The records below must be output exactly, without pictures.

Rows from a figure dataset
▼▼▼

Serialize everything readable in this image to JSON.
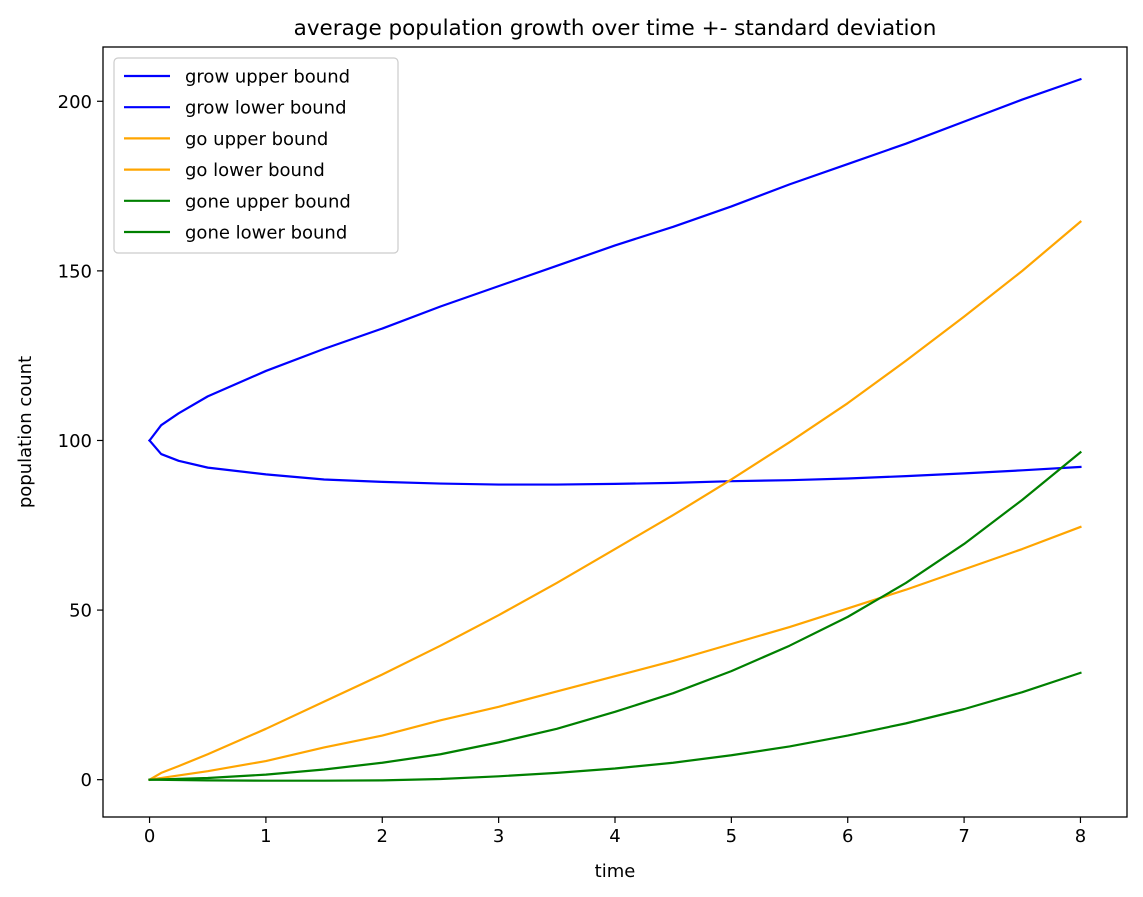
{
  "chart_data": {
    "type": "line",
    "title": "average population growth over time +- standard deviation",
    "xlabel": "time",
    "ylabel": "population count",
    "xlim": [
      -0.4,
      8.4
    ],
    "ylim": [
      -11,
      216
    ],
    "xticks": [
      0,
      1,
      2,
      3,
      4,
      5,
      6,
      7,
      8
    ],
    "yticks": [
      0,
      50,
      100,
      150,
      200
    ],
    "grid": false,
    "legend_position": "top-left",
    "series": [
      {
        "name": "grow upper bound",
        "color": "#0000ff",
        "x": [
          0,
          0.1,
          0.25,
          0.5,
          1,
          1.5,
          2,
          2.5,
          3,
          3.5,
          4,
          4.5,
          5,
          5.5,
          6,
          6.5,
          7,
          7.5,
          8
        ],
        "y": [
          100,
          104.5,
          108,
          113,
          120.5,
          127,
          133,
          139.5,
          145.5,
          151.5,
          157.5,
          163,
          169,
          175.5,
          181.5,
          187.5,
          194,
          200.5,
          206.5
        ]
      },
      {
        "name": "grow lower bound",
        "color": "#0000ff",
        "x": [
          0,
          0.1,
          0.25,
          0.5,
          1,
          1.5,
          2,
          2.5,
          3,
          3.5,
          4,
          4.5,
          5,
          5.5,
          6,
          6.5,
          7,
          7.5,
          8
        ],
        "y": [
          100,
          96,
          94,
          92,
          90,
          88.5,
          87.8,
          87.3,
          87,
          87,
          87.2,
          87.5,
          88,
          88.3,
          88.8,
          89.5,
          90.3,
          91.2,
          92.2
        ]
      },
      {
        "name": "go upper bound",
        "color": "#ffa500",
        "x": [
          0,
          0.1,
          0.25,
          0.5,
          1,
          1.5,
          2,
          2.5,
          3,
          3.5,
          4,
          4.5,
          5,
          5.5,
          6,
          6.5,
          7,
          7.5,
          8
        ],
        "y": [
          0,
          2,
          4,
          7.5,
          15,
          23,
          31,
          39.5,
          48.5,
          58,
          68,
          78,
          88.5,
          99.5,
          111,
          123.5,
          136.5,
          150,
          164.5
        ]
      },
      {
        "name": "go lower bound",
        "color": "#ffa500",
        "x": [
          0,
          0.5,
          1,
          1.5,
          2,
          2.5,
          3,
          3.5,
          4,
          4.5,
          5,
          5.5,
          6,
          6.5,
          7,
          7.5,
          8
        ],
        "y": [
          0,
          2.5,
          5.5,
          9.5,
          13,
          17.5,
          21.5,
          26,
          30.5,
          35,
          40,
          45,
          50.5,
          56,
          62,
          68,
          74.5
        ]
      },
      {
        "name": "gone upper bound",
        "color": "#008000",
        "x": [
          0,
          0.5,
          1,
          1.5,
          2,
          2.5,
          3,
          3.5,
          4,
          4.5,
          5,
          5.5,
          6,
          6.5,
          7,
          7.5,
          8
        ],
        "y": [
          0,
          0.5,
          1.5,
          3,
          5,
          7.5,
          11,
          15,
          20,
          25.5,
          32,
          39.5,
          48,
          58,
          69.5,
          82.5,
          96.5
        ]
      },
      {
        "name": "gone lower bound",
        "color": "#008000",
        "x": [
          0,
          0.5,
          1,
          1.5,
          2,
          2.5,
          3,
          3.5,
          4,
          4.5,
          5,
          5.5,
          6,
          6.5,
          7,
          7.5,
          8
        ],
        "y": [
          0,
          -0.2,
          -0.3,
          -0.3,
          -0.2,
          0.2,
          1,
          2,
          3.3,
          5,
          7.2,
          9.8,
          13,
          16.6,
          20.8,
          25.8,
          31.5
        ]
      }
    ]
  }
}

▲▲▲

• Full solution
Serialize everything readable in this image to JSON.
{
  "chart_data": {
    "type": "line",
    "title": "average population growth over time +- standard deviation",
    "xlabel": "time",
    "ylabel": "population count",
    "xlim": [
      -0.4,
      8.4
    ],
    "ylim": [
      -11,
      216
    ],
    "xticks": [
      0,
      1,
      2,
      3,
      4,
      5,
      6,
      7,
      8
    ],
    "yticks": [
      0,
      50,
      100,
      150,
      200
    ],
    "grid": false,
    "legend_position": "top-left",
    "series": [
      {
        "name": "grow upper bound",
        "color": "#0000ff",
        "x": [
          0,
          0.1,
          0.25,
          0.5,
          1,
          1.5,
          2,
          2.5,
          3,
          3.5,
          4,
          4.5,
          5,
          5.5,
          6,
          6.5,
          7,
          7.5,
          8
        ],
        "y": [
          100,
          104.5,
          108,
          113,
          120.5,
          127,
          133,
          139.5,
          145.5,
          151.5,
          157.5,
          163,
          169,
          175.5,
          181.5,
          187.5,
          194,
          200.5,
          206.5
        ]
      },
      {
        "name": "grow lower bound",
        "color": "#0000ff",
        "x": [
          0,
          0.1,
          0.25,
          0.5,
          1,
          1.5,
          2,
          2.5,
          3,
          3.5,
          4,
          4.5,
          5,
          5.5,
          6,
          6.5,
          7,
          7.5,
          8
        ],
        "y": [
          100,
          96,
          94,
          92,
          90,
          88.5,
          87.8,
          87.3,
          87,
          87,
          87.2,
          87.5,
          88,
          88.3,
          88.8,
          89.5,
          90.3,
          91.2,
          92.2
        ]
      },
      {
        "name": "go upper bound",
        "color": "#ffa500",
        "x": [
          0,
          0.1,
          0.25,
          0.5,
          1,
          1.5,
          2,
          2.5,
          3,
          3.5,
          4,
          4.5,
          5,
          5.5,
          6,
          6.5,
          7,
          7.5,
          8
        ],
        "y": [
          0,
          2,
          4,
          7.5,
          15,
          23,
          31,
          39.5,
          48.5,
          58,
          68,
          78,
          88.5,
          99.5,
          111,
          123.5,
          136.5,
          150,
          164.5
        ]
      },
      {
        "name": "go lower bound",
        "color": "#ffa500",
        "x": [
          0,
          0.5,
          1,
          1.5,
          2,
          2.5,
          3,
          3.5,
          4,
          4.5,
          5,
          5.5,
          6,
          6.5,
          7,
          7.5,
          8
        ],
        "y": [
          0,
          2.5,
          5.5,
          9.5,
          13,
          17.5,
          21.5,
          26,
          30.5,
          35,
          40,
          45,
          50.5,
          56,
          62,
          68,
          74.5
        ]
      },
      {
        "name": "gone upper bound",
        "color": "#008000",
        "x": [
          0,
          0.5,
          1,
          1.5,
          2,
          2.5,
          3,
          3.5,
          4,
          4.5,
          5,
          5.5,
          6,
          6.5,
          7,
          7.5,
          8
        ],
        "y": [
          0,
          0.5,
          1.5,
          3,
          5,
          7.5,
          11,
          15,
          20,
          25.5,
          32,
          39.5,
          48,
          58,
          69.5,
          82.5,
          96.5
        ]
      },
      {
        "name": "gone lower bound",
        "color": "#008000",
        "x": [
          0,
          0.5,
          1,
          1.5,
          2,
          2.5,
          3,
          3.5,
          4,
          4.5,
          5,
          5.5,
          6,
          6.5,
          7,
          7.5,
          8
        ],
        "y": [
          0,
          -0.2,
          -0.3,
          -0.3,
          -0.2,
          0.2,
          1,
          2,
          3.3,
          5,
          7.2,
          9.8,
          13,
          16.6,
          20.8,
          25.8,
          31.5
        ]
      }
    ]
  }
}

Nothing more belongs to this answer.